§ WHAT YOU NEED TO DO
Read the records below and copy each line that contains "brand".

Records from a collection
^^^^^^^^^^^^^^^^
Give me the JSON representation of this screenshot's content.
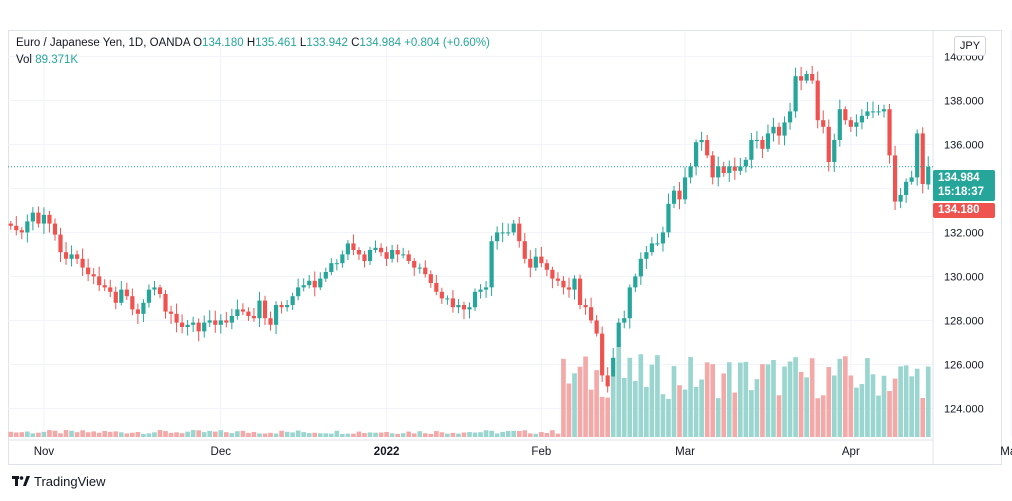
{
  "legend": {
    "symbol": "Euro / Japanese Yen, 1D, OANDA",
    "o_label": "O",
    "o_value": "134.180",
    "h_label": "H",
    "h_value": "135.461",
    "l_label": "L",
    "l_value": "133.942",
    "c_label": "C",
    "c_value": "134.984",
    "change": "+0.804 (+0.60%)",
    "vol_label": "Vol",
    "vol_value": "89.371K"
  },
  "currency_button": "JPY",
  "price_tags": {
    "last_price": "134.984",
    "countdown": "15:18:37",
    "open_price": "134.180"
  },
  "brand": "TradingView",
  "colors": {
    "up": "#26a69a",
    "down": "#ef5350",
    "up_vol": "#9ad5cf",
    "down_vol": "#f3a9a8",
    "grid": "#f0f3fa"
  },
  "chart_data": {
    "type": "candlestick",
    "symbol": "EUR/JPY",
    "ylim": [
      122.7,
      141.2
    ],
    "y_ticks": [
      "124.000",
      "126.000",
      "128.000",
      "130.000",
      "132.000",
      "134.000",
      "136.000",
      "138.000",
      "140.000"
    ],
    "x_ticks": [
      "Nov",
      "Dec",
      "2022",
      "Feb",
      "Mar",
      "Apr",
      "May"
    ],
    "x_tick_index": [
      6,
      38,
      68,
      96,
      122,
      152,
      181
    ],
    "close_series": [
      132.3,
      132.1,
      132.0,
      132.5,
      132.9,
      132.4,
      132.8,
      132.4,
      131.9,
      131.1,
      130.8,
      131.0,
      130.8,
      130.4,
      130.1,
      130.0,
      129.6,
      129.5,
      129.3,
      128.8,
      129.4,
      129.1,
      128.5,
      128.3,
      128.8,
      129.4,
      129.5,
      129.2,
      128.4,
      128.3,
      127.9,
      127.7,
      127.8,
      127.9,
      127.5,
      127.9,
      128.0,
      127.8,
      128.0,
      127.9,
      128.2,
      128.5,
      128.4,
      128.2,
      128.1,
      128.9,
      128.1,
      127.8,
      128.7,
      128.6,
      128.7,
      129.1,
      129.5,
      129.6,
      129.8,
      129.5,
      129.9,
      130.2,
      130.6,
      130.6,
      131.0,
      131.5,
      131.2,
      131.0,
      130.7,
      131.2,
      131.3,
      131.1,
      130.8,
      131.2,
      131.0,
      131.0,
      130.7,
      130.4,
      130.4,
      130.1,
      129.7,
      129.3,
      129.0,
      129.0,
      128.6,
      128.7,
      128.5,
      128.6,
      129.3,
      129.4,
      129.5,
      131.6,
      132.0,
      132.0,
      132.0,
      132.4,
      131.6,
      130.8,
      130.4,
      130.9,
      130.6,
      130.3,
      129.9,
      129.8,
      129.5,
      129.4,
      129.9,
      128.7,
      128.6,
      128.0,
      127.4,
      125.5,
      125.0,
      126.3,
      127.9,
      128.1,
      129.5,
      130.0,
      130.8,
      131.1,
      131.5,
      131.5,
      132.0,
      133.3,
      133.9,
      133.5,
      134.5,
      135.0,
      136.1,
      136.2,
      135.5,
      134.5,
      135.0,
      134.7,
      135.0,
      134.8,
      135.0,
      135.3,
      136.2,
      136.2,
      135.8,
      136.5,
      136.8,
      136.4,
      137.0,
      137.5,
      139.1,
      138.9,
      139.2,
      138.9,
      137.1,
      136.8,
      135.2,
      136.2,
      137.6,
      137.1,
      136.8,
      137.0,
      137.3,
      137.5,
      137.5,
      137.5,
      137.6,
      135.5,
      133.4,
      133.7,
      134.3,
      134.5,
      136.5,
      134.2,
      134.98
    ],
    "volume_label": "Vol",
    "last_close": 134.984,
    "last_open": 134.18,
    "last_high": 135.461,
    "last_low": 133.942
  }
}
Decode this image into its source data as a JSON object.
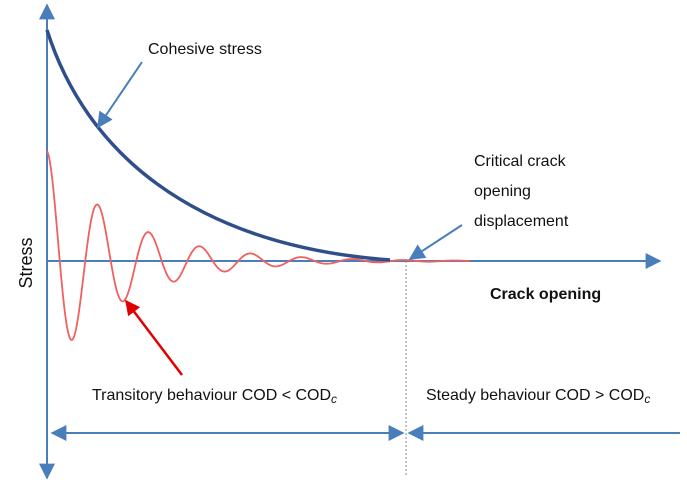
{
  "labels": {
    "cohesive_stress": "Cohesive stress",
    "critical": [
      "Critical crack",
      "opening",
      "displacement"
    ],
    "y_axis": "Stress",
    "x_axis": "Crack opening",
    "transitory": {
      "text": "Transitory behaviour COD < COD",
      "sub": "c"
    },
    "steady": {
      "text": "Steady behaviour COD > COD",
      "sub": "c"
    }
  }
}
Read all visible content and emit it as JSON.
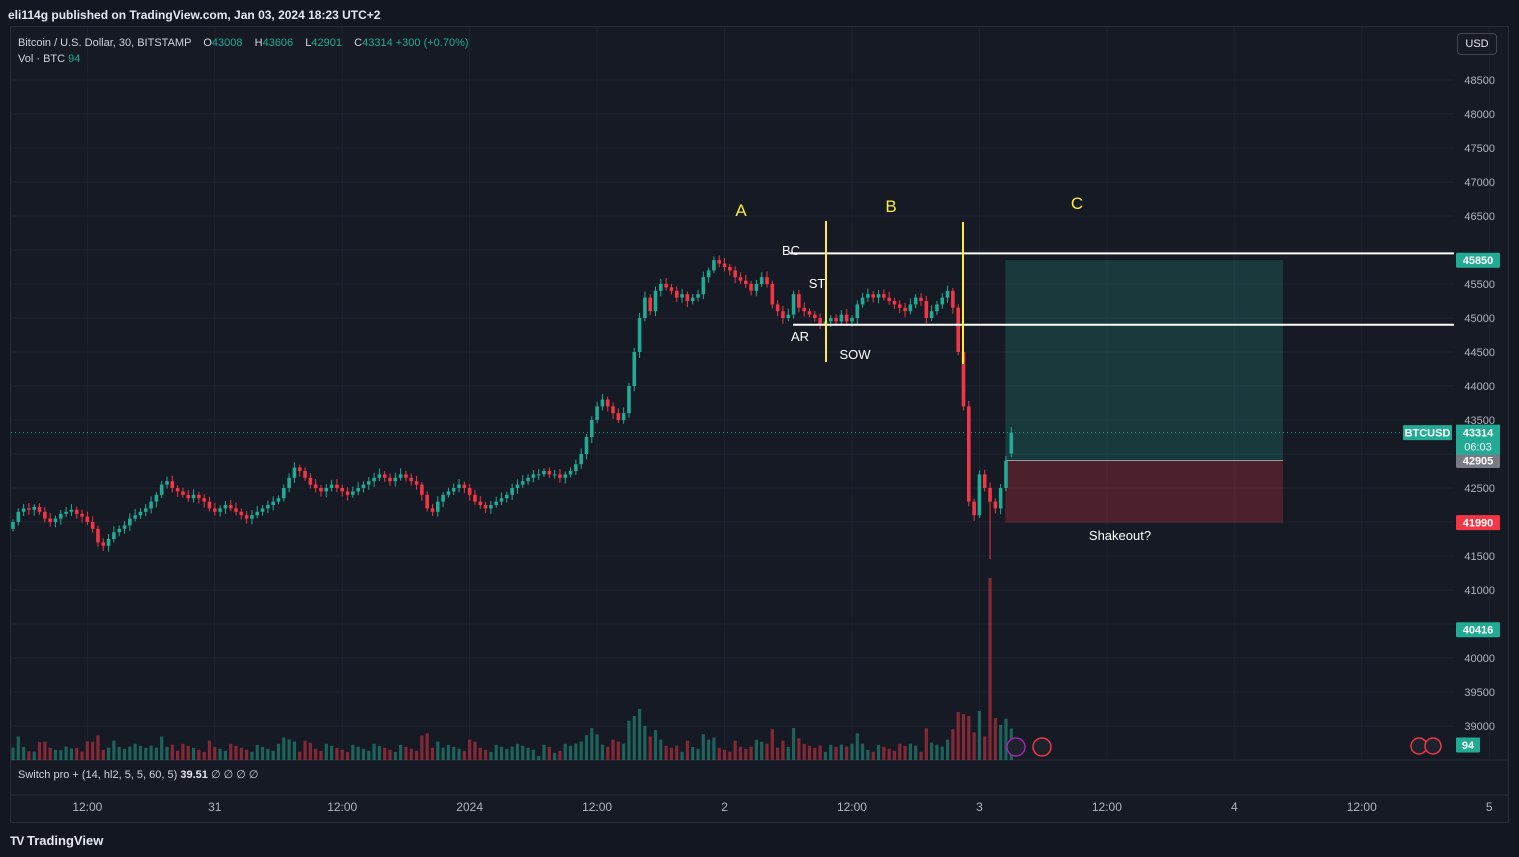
{
  "header": {
    "published_by": "eli114g published on TradingView.com, Jan 03, 2024 18:23 UTC+2"
  },
  "legend": {
    "symbol": "Bitcoin / U.S. Dollar, 30, BITSTAMP",
    "o_label": "O",
    "o_value": "43008",
    "h_label": "H",
    "h_value": "43606",
    "l_label": "L",
    "l_value": "42901",
    "c_label": "C",
    "c_value": "43314",
    "change": "+300 (+0.70%)",
    "vol_label": "Vol · BTC",
    "vol_value": "94"
  },
  "currency_button": "USD",
  "indicator": {
    "name": "Switch pro + (14, hl2, 5, 5, 60, 5)",
    "value": "39.51",
    "extras": "∅ ∅ ∅ ∅"
  },
  "footer": {
    "brand": "TradingView"
  },
  "colors": {
    "up": "#22ab94",
    "down": "#f23645",
    "bg": "#161a25",
    "grid": "#1f2330",
    "text": "#b2b5be",
    "annotation_yellow": "#ffeb3b",
    "white": "#ffffff"
  },
  "chart_data": {
    "type": "candlestick",
    "symbol": "BTCUSD",
    "y_ticks": [
      39000,
      39500,
      40000,
      40500,
      41000,
      41500,
      42000,
      42500,
      43000,
      43500,
      44000,
      44500,
      45000,
      45500,
      46000,
      46500,
      47000,
      47500,
      48000,
      48500
    ],
    "y_tick_labels": [
      "39000",
      "39500",
      "40000",
      "",
      "41000",
      "41500",
      "",
      "42500",
      "",
      "43500",
      "44000",
      "44500",
      "45000",
      "45500",
      "",
      "46500",
      "47000",
      "47500",
      "48000",
      "48500"
    ],
    "x_tick_labels": [
      "12:00",
      "31",
      "12:00",
      "2024",
      "12:00",
      "2",
      "12:00",
      "3",
      "12:00",
      "4",
      "12:00",
      "5",
      "12:00"
    ],
    "x_tick_bars": [
      14,
      38,
      62,
      86,
      110,
      134,
      158,
      182,
      206,
      230,
      254,
      278,
      302
    ],
    "closes": [
      42000,
      42150,
      42200,
      42180,
      42220,
      42150,
      42050,
      42000,
      42050,
      42120,
      42150,
      42180,
      42120,
      42080,
      42000,
      41900,
      41700,
      41650,
      41750,
      41850,
      41900,
      41950,
      42050,
      42100,
      42150,
      42200,
      42300,
      42400,
      42550,
      42600,
      42500,
      42450,
      42400,
      42350,
      42400,
      42350,
      42300,
      42200,
      42150,
      42200,
      42250,
      42200,
      42150,
      42100,
      42050,
      42100,
      42150,
      42200,
      42250,
      42300,
      42350,
      42500,
      42650,
      42800,
      42750,
      42650,
      42550,
      42500,
      42450,
      42500,
      42550,
      42500,
      42450,
      42400,
      42450,
      42500,
      42550,
      42600,
      42650,
      42700,
      42650,
      42600,
      42650,
      42700,
      42650,
      42600,
      42550,
      42400,
      42200,
      42150,
      42300,
      42400,
      42450,
      42500,
      42550,
      42500,
      42400,
      42300,
      42250,
      42200,
      42250,
      42300,
      42350,
      42400,
      42500,
      42550,
      42600,
      42650,
      42700,
      42700,
      42750,
      42700,
      42700,
      42650,
      42700,
      42750,
      42850,
      43000,
      43250,
      43500,
      43700,
      43800,
      43700,
      43600,
      43500,
      43600,
      44000,
      44500,
      45000,
      45300,
      45100,
      45400,
      45500,
      45450,
      45400,
      45300,
      45350,
      45250,
      45300,
      45350,
      45600,
      45700,
      45850,
      45800,
      45750,
      45700,
      45600,
      45550,
      45500,
      45400,
      45500,
      45600,
      45500,
      45200,
      45100,
      45000,
      45050,
      45350,
      45150,
      45100,
      45050,
      45000,
      44900,
      44950,
      45000,
      44950,
      45050,
      44950,
      45000,
      45200,
      45300,
      45350,
      45300,
      45350,
      45300,
      45250,
      45200,
      45150,
      45100,
      45200,
      45300,
      45250,
      45000,
      45100,
      45200,
      45300,
      45400,
      45150,
      44500,
      43700,
      42300,
      42100,
      42700,
      42500,
      42300,
      42200,
      42500,
      42900,
      43314
    ],
    "opens": [
      41900,
      42000,
      42150,
      42200,
      42180,
      42220,
      42150,
      42050,
      42000,
      42050,
      42120,
      42150,
      42180,
      42120,
      42080,
      42000,
      41900,
      41700,
      41650,
      41750,
      41850,
      41900,
      41950,
      42050,
      42100,
      42150,
      42200,
      42300,
      42400,
      42550,
      42600,
      42500,
      42450,
      42400,
      42350,
      42400,
      42350,
      42300,
      42200,
      42150,
      42200,
      42250,
      42200,
      42150,
      42100,
      42050,
      42100,
      42150,
      42200,
      42250,
      42300,
      42350,
      42500,
      42650,
      42800,
      42750,
      42650,
      42550,
      42500,
      42450,
      42500,
      42550,
      42500,
      42450,
      42400,
      42450,
      42500,
      42550,
      42600,
      42650,
      42700,
      42650,
      42600,
      42650,
      42700,
      42650,
      42600,
      42550,
      42400,
      42200,
      42150,
      42300,
      42400,
      42450,
      42500,
      42550,
      42500,
      42400,
      42300,
      42250,
      42200,
      42250,
      42300,
      42350,
      42400,
      42500,
      42550,
      42600,
      42650,
      42700,
      42700,
      42750,
      42700,
      42700,
      42650,
      42700,
      42750,
      42850,
      43000,
      43250,
      43500,
      43700,
      43800,
      43700,
      43600,
      43500,
      43600,
      44000,
      44500,
      45000,
      45300,
      45100,
      45400,
      45500,
      45450,
      45400,
      45300,
      45350,
      45250,
      45300,
      45350,
      45600,
      45700,
      45850,
      45800,
      45750,
      45700,
      45600,
      45550,
      45500,
      45400,
      45500,
      45600,
      45500,
      45200,
      45100,
      45000,
      45050,
      45350,
      45150,
      45100,
      45050,
      45000,
      44900,
      44950,
      45000,
      44950,
      45050,
      44950,
      45000,
      45200,
      45300,
      45350,
      45300,
      45350,
      45300,
      45250,
      45200,
      45150,
      45100,
      45200,
      45300,
      45250,
      45000,
      45100,
      45200,
      45300,
      45400,
      45150,
      44500,
      43700,
      42300,
      42100,
      42700,
      42500,
      42300,
      42200,
      42500,
      43008
    ],
    "volume_spike_bar": 184,
    "current_price": 43314,
    "current_price_label": "43314",
    "countdown": "06:03",
    "symbol_tag": "BTCUSD",
    "price_tags": [
      {
        "price": 45850,
        "label": "45850",
        "color": "#22ab94"
      },
      {
        "price": 42905,
        "label": "42905",
        "color": "#787b86"
      },
      {
        "price": 41990,
        "label": "41990",
        "color": "#f23645"
      },
      {
        "price": 40416,
        "label": "40416",
        "color": "#22ab94"
      }
    ],
    "volume_tag": "94",
    "annotations": {
      "wave_labels": [
        "A",
        "B",
        "C"
      ],
      "text_labels": [
        "BC",
        "ST",
        "AR",
        "SOW",
        "Shakeout?"
      ],
      "upper_line_price": 45950,
      "lower_line_price": 44900,
      "position_entry": 42905,
      "position_target": 45850,
      "position_stop": 41990
    }
  }
}
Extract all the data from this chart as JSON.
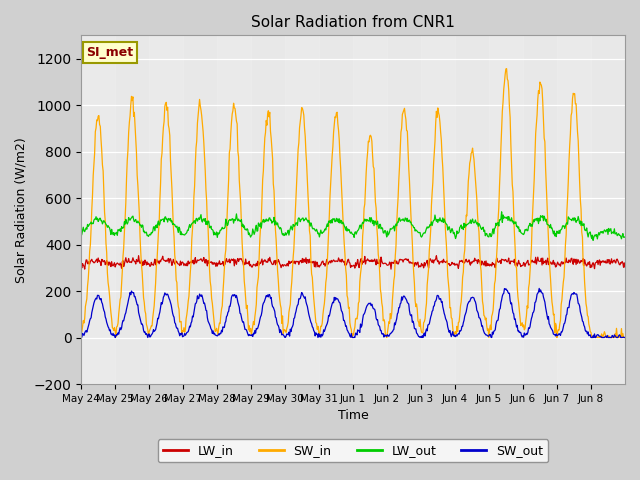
{
  "title": "Solar Radiation from CNR1",
  "xlabel": "Time",
  "ylabel": "Solar Radiation (W/m2)",
  "ylim": [
    -200,
    1300
  ],
  "yticks": [
    -200,
    0,
    200,
    400,
    600,
    800,
    1000,
    1200
  ],
  "legend_label": "SI_met",
  "legend_entries": [
    "LW_in",
    "SW_in",
    "LW_out",
    "SW_out"
  ],
  "line_colors": [
    "#cc0000",
    "#ffaa00",
    "#00cc00",
    "#0000cc"
  ],
  "n_days": 16,
  "x_tick_labels": [
    "May 24",
    "May 25",
    "May 26",
    "May 27",
    "May 28",
    "May 29",
    "May 30",
    "May 31",
    "Jun 1",
    "Jun 2",
    "Jun 3",
    "Jun 4",
    "Jun 5",
    "Jun 6",
    "Jun 7",
    "Jun 8"
  ],
  "lw_in_base": 290,
  "lw_in_amp": 40,
  "sw_in_peaks": [
    960,
    1020,
    1000,
    1000,
    1000,
    980,
    975,
    960,
    870,
    990,
    980,
    800,
    1150,
    1100,
    1050,
    0
  ],
  "lw_out_base": 400,
  "lw_out_amp": 60,
  "sw_out_peaks": [
    180,
    195,
    185,
    185,
    185,
    185,
    185,
    170,
    150,
    175,
    175,
    175,
    210,
    200,
    195,
    0
  ]
}
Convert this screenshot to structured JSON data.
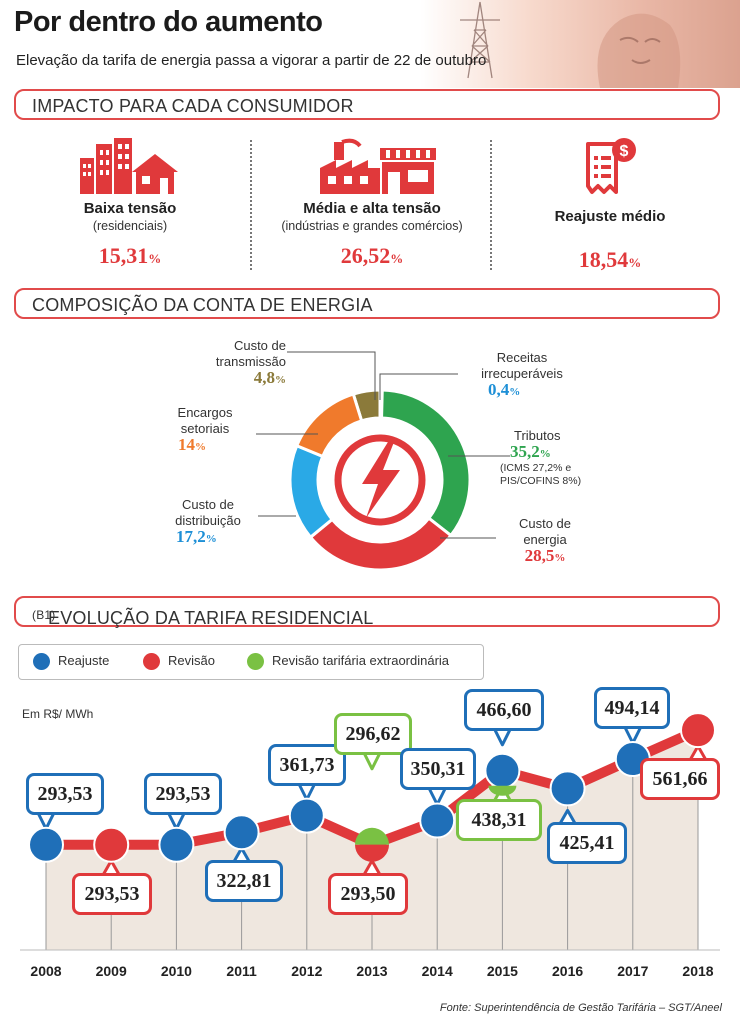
{
  "header": {
    "title": "Por dentro do aumento",
    "subtitle": "Elevação da tarifa de energia passa a vigorar a partir de 22 de outubro"
  },
  "sections": {
    "impact": "IMPACTO PARA CADA CONSUMIDOR",
    "composition": "COMPOSIÇÃO DA CONTA DE ENERGIA",
    "evolution": "EVOLUÇÃO DA TARIFA RESIDENCIAL",
    "evolution_suffix": "(B1)"
  },
  "impact": [
    {
      "label": "Baixa tensão",
      "sub": "(residenciais)",
      "value": "15,31",
      "unit": "%"
    },
    {
      "label": "Média e alta tensão",
      "sub": "(indústrias e grandes comércios)",
      "value": "26,52",
      "unit": "%"
    },
    {
      "label": "Reajuste médio",
      "sub": "",
      "value": "18,54",
      "unit": "%"
    }
  ],
  "composition": {
    "slices": [
      {
        "name": "Custo de transmissão",
        "line1": "Custo de",
        "line2": "transmissão",
        "value": 4.8,
        "label": "4,8",
        "color": "#8b7a3a"
      },
      {
        "name": "Receitas irrecuperáveis",
        "line1": "Receitas",
        "line2": "irrecuperáveis",
        "value": 0.4,
        "label": "0,4",
        "color": "#1d8fd6"
      },
      {
        "name": "Tributos",
        "line1": "Tributos",
        "line2": "",
        "value": 35.2,
        "label": "35,2",
        "color": "#2ea44f",
        "note1": "(ICMS 27,2% e",
        "note2": "PIS/COFINS 8%)"
      },
      {
        "name": "Custo de energia",
        "line1": "Custo de",
        "line2": "energia",
        "value": 28.5,
        "label": "28,5",
        "color": "#e0393b"
      },
      {
        "name": "Custo de distribuição",
        "line1": "Custo de",
        "line2": "distribuição",
        "value": 17.2,
        "label": "17,2",
        "color": "#2aa9e6"
      },
      {
        "name": "Encargos setoriais",
        "line1": "Encargos",
        "line2": "setoriais",
        "value": 14,
        "label": "14",
        "color": "#f07a2c"
      }
    ],
    "unit": "%"
  },
  "legend": {
    "reajuste": "Reajuste",
    "revisao": "Revisão",
    "extra": "Revisão tarifária extraordinária",
    "colors": {
      "reajuste": "#1f6fb8",
      "revisao": "#e0393b",
      "extra": "#7ac143"
    }
  },
  "chart_data": {
    "type": "line",
    "title": "EVOLUÇÃO DA TARIFA RESIDENCIAL (B1)",
    "ylabel": "Em R$/ MWh",
    "x": [
      "2008",
      "2009",
      "2010",
      "2011",
      "2012",
      "2013",
      "2014",
      "2015",
      "2016",
      "2017",
      "2018"
    ],
    "points": [
      {
        "year": "2008",
        "value": "293,53",
        "type": "reajuste"
      },
      {
        "year": "2009",
        "value": "293,53",
        "type": "revisao"
      },
      {
        "year": "2010",
        "value": "293,53",
        "type": "reajuste"
      },
      {
        "year": "2011",
        "value": "322,81",
        "type": "reajuste"
      },
      {
        "year": "2012",
        "value": "361,73",
        "type": "reajuste"
      },
      {
        "year": "2013",
        "value": "293,50",
        "type": "revisao"
      },
      {
        "year": "2013",
        "value": "296,62",
        "type": "extra"
      },
      {
        "year": "2014",
        "value": "350,31",
        "type": "reajuste"
      },
      {
        "year": "2015",
        "value": "438,31",
        "type": "extra"
      },
      {
        "year": "2015",
        "value": "466,60",
        "type": "reajuste"
      },
      {
        "year": "2016",
        "value": "425,41",
        "type": "reajuste"
      },
      {
        "year": "2017",
        "value": "494,14",
        "type": "reajuste"
      },
      {
        "year": "2018",
        "value": "561,66",
        "type": "revisao"
      }
    ]
  },
  "source": "Fonte: Superintendência de Gestão Tarifária – SGT/Aneel"
}
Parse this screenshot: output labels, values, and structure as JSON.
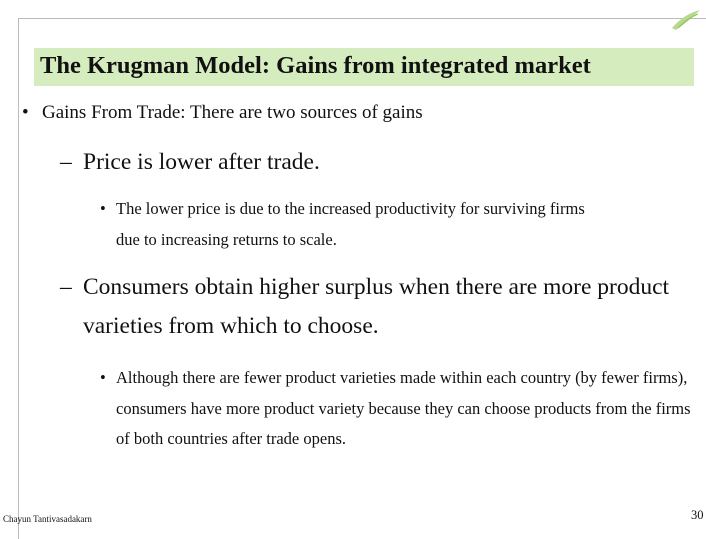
^^^^^^^^^^^^^^^^
§ SOLUTION FOR THIS TASK
  "brand": "TradingView",
    "brand": "TradingView"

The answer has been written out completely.